▶ _MATERIAL SHOWN_
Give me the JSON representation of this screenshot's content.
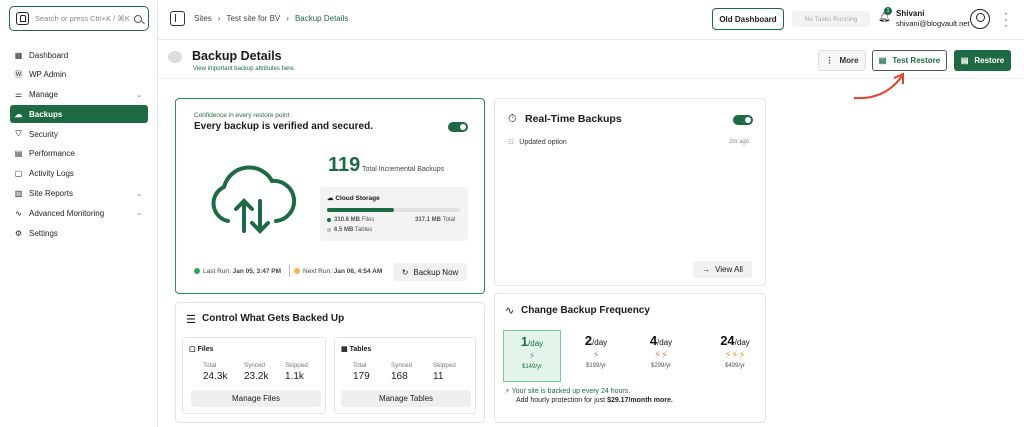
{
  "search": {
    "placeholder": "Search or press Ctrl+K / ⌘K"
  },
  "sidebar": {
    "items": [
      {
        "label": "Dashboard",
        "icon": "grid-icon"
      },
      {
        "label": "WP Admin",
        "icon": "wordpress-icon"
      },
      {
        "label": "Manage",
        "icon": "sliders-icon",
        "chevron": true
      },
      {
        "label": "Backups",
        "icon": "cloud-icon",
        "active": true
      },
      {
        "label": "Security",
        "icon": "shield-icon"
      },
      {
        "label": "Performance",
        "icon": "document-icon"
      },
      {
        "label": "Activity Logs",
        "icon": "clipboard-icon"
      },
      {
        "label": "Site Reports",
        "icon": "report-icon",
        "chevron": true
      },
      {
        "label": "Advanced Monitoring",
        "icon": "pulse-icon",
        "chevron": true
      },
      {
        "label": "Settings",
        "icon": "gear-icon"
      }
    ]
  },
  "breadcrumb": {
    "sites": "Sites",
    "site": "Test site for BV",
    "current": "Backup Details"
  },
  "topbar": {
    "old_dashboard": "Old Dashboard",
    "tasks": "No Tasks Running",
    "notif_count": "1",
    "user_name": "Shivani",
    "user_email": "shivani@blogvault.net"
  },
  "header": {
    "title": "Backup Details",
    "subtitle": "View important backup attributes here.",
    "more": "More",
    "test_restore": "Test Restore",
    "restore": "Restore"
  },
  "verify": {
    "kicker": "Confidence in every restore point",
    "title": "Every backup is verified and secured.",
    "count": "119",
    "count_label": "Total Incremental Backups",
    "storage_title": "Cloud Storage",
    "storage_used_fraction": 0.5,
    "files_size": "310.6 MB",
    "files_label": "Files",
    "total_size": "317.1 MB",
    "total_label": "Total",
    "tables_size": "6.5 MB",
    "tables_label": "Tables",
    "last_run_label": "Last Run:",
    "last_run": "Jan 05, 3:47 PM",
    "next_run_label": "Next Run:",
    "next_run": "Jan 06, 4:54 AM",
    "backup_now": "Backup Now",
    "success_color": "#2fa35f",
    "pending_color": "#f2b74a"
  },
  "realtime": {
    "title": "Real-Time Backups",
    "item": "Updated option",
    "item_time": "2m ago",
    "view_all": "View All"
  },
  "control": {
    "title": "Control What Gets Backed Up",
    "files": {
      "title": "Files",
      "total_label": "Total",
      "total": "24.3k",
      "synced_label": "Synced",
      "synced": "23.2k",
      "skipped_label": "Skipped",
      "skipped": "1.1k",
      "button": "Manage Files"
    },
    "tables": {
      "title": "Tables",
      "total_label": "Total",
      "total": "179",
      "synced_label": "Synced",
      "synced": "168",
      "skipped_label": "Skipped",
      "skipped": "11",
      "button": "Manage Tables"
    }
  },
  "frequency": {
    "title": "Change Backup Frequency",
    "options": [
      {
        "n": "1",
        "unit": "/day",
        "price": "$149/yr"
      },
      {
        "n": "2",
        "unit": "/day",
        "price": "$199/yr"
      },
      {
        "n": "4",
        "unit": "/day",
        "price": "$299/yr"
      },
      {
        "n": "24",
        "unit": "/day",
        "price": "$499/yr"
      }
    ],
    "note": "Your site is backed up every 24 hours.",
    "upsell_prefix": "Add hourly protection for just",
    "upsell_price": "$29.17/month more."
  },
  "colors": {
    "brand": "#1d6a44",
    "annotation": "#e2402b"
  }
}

▶ _WORK INSTRUCTIONS_
Quote each record exactly as it stands, minus the pictures.

▶ _SOLVED EXERCISE_
Give me the JSON representation of this screenshot's content.
{
  "search": {
    "placeholder": "Search or press Ctrl+K / ⌘K"
  },
  "sidebar": {
    "items": [
      {
        "label": "Dashboard",
        "icon": "grid-icon"
      },
      {
        "label": "WP Admin",
        "icon": "wordpress-icon"
      },
      {
        "label": "Manage",
        "icon": "sliders-icon",
        "chevron": true
      },
      {
        "label": "Backups",
        "icon": "cloud-icon",
        "active": true
      },
      {
        "label": "Security",
        "icon": "shield-icon"
      },
      {
        "label": "Performance",
        "icon": "document-icon"
      },
      {
        "label": "Activity Logs",
        "icon": "clipboard-icon"
      },
      {
        "label": "Site Reports",
        "icon": "report-icon",
        "chevron": true
      },
      {
        "label": "Advanced Monitoring",
        "icon": "pulse-icon",
        "chevron": true
      },
      {
        "label": "Settings",
        "icon": "gear-icon"
      }
    ]
  },
  "breadcrumb": {
    "sites": "Sites",
    "site": "Test site for BV",
    "current": "Backup Details"
  },
  "topbar": {
    "old_dashboard": "Old Dashboard",
    "tasks": "No Tasks Running",
    "notif_count": "1",
    "user_name": "Shivani",
    "user_email": "shivani@blogvault.net"
  },
  "header": {
    "title": "Backup Details",
    "subtitle": "View important backup attributes here.",
    "more": "More",
    "test_restore": "Test Restore",
    "restore": "Restore"
  },
  "verify": {
    "kicker": "Confidence in every restore point",
    "title": "Every backup is verified and secured.",
    "count": "119",
    "count_label": "Total Incremental Backups",
    "storage_title": "Cloud Storage",
    "storage_used_fraction": 0.5,
    "files_size": "310.6 MB",
    "files_label": "Files",
    "total_size": "317.1 MB",
    "total_label": "Total",
    "tables_size": "6.5 MB",
    "tables_label": "Tables",
    "last_run_label": "Last Run:",
    "last_run": "Jan 05, 3:47 PM",
    "next_run_label": "Next Run:",
    "next_run": "Jan 06, 4:54 AM",
    "backup_now": "Backup Now",
    "success_color": "#2fa35f",
    "pending_color": "#f2b74a"
  },
  "realtime": {
    "title": "Real-Time Backups",
    "item": "Updated option",
    "item_time": "2m ago",
    "view_all": "View All"
  },
  "control": {
    "title": "Control What Gets Backed Up",
    "files": {
      "title": "Files",
      "total_label": "Total",
      "total": "24.3k",
      "synced_label": "Synced",
      "synced": "23.2k",
      "skipped_label": "Skipped",
      "skipped": "1.1k",
      "button": "Manage Files"
    },
    "tables": {
      "title": "Tables",
      "total_label": "Total",
      "total": "179",
      "synced_label": "Synced",
      "synced": "168",
      "skipped_label": "Skipped",
      "skipped": "11",
      "button": "Manage Tables"
    }
  },
  "frequency": {
    "title": "Change Backup Frequency",
    "options": [
      {
        "n": "1",
        "unit": "/day",
        "price": "$149/yr"
      },
      {
        "n": "2",
        "unit": "/day",
        "price": "$199/yr"
      },
      {
        "n": "4",
        "unit": "/day",
        "price": "$299/yr"
      },
      {
        "n": "24",
        "unit": "/day",
        "price": "$499/yr"
      }
    ],
    "note": "Your site is backed up every 24 hours.",
    "upsell_prefix": "Add hourly protection for just",
    "upsell_price": "$29.17/month more."
  },
  "colors": {
    "brand": "#1d6a44",
    "annotation": "#e2402b"
  }
}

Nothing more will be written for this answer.